TO BE DONE
Copy every line from the material below that holds "more".

[Data records]
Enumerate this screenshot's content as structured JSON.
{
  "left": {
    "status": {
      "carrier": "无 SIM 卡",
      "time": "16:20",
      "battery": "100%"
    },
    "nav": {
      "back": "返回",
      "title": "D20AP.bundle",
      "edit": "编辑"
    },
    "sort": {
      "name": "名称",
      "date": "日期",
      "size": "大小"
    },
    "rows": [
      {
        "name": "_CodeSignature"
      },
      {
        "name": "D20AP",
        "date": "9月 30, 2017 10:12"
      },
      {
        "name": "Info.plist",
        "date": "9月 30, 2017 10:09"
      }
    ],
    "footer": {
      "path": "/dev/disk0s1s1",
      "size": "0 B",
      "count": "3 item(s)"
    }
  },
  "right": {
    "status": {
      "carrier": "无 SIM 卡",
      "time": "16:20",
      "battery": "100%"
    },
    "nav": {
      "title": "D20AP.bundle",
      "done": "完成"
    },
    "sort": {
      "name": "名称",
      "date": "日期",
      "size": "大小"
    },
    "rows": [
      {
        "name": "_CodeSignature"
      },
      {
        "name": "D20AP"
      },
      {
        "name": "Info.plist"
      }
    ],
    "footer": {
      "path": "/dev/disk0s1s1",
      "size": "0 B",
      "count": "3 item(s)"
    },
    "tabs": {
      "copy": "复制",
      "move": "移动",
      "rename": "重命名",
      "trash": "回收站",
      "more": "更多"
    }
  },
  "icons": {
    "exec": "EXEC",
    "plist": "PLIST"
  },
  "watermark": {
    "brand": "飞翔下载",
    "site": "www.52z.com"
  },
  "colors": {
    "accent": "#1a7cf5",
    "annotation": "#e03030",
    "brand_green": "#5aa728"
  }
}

* * *

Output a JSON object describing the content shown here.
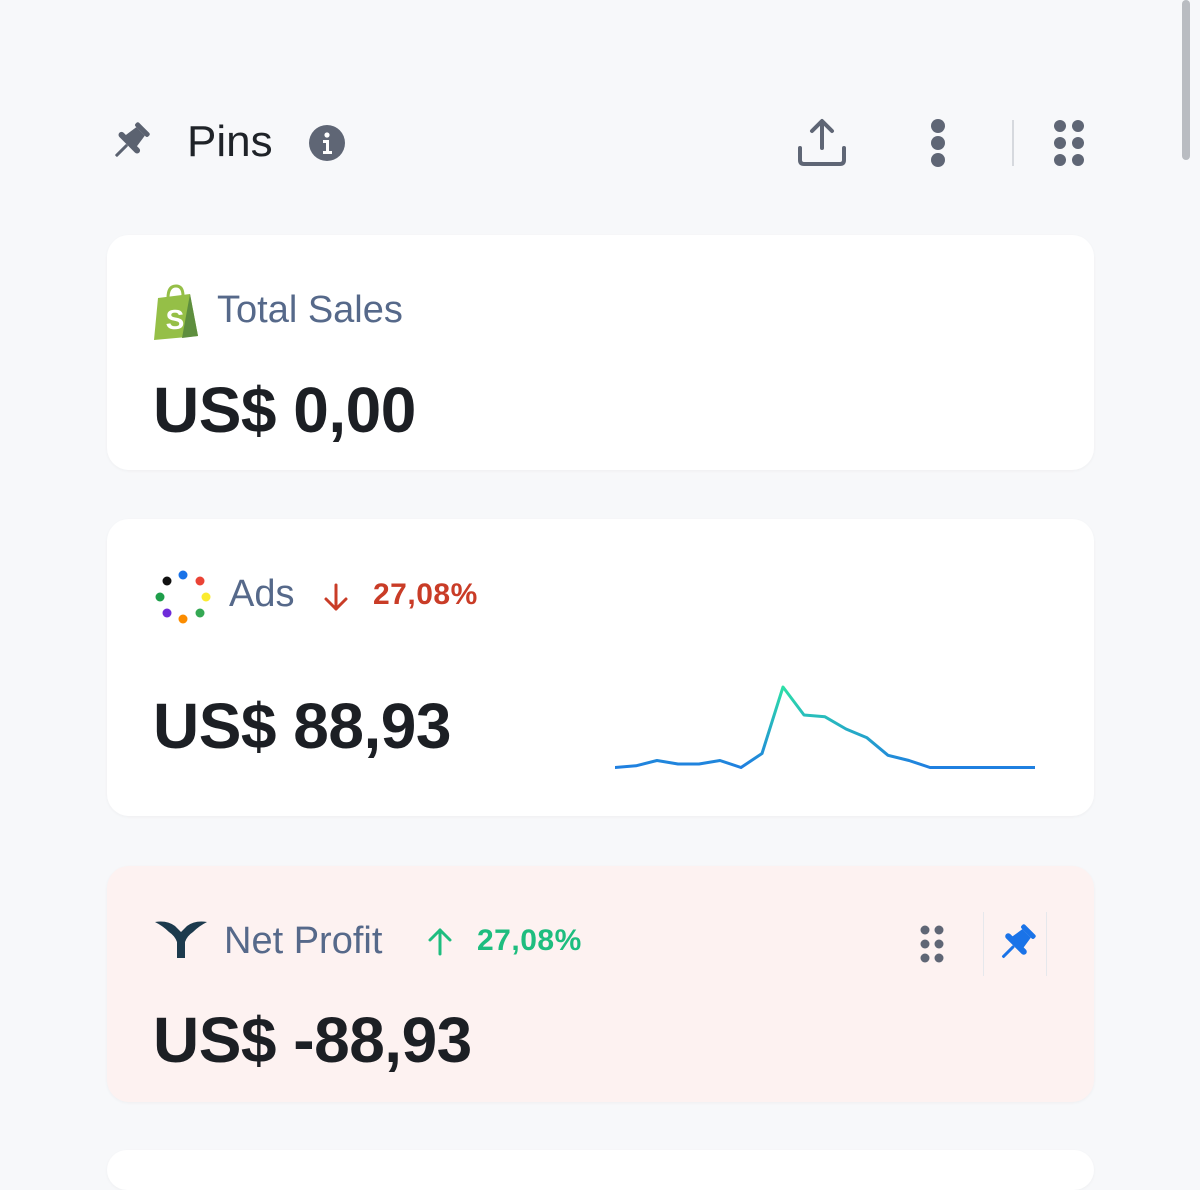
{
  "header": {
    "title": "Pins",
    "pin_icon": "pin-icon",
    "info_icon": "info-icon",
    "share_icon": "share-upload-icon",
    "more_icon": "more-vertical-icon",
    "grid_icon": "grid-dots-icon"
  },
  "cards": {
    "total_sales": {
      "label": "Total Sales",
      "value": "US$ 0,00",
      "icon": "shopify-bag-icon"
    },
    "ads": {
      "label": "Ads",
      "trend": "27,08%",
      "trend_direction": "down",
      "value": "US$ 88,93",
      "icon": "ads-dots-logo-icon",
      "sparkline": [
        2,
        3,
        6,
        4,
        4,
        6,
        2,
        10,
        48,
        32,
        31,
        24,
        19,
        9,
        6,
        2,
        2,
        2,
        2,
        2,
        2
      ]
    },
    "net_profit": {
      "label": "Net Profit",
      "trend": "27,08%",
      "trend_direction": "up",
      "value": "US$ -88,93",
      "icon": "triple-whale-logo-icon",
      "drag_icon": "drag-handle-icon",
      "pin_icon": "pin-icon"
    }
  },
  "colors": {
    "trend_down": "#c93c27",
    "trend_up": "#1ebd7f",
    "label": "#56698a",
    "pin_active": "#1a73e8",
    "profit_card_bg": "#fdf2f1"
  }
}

RESPONSE
      "more": "更多"
    "more_icon": "more-vertical-icon",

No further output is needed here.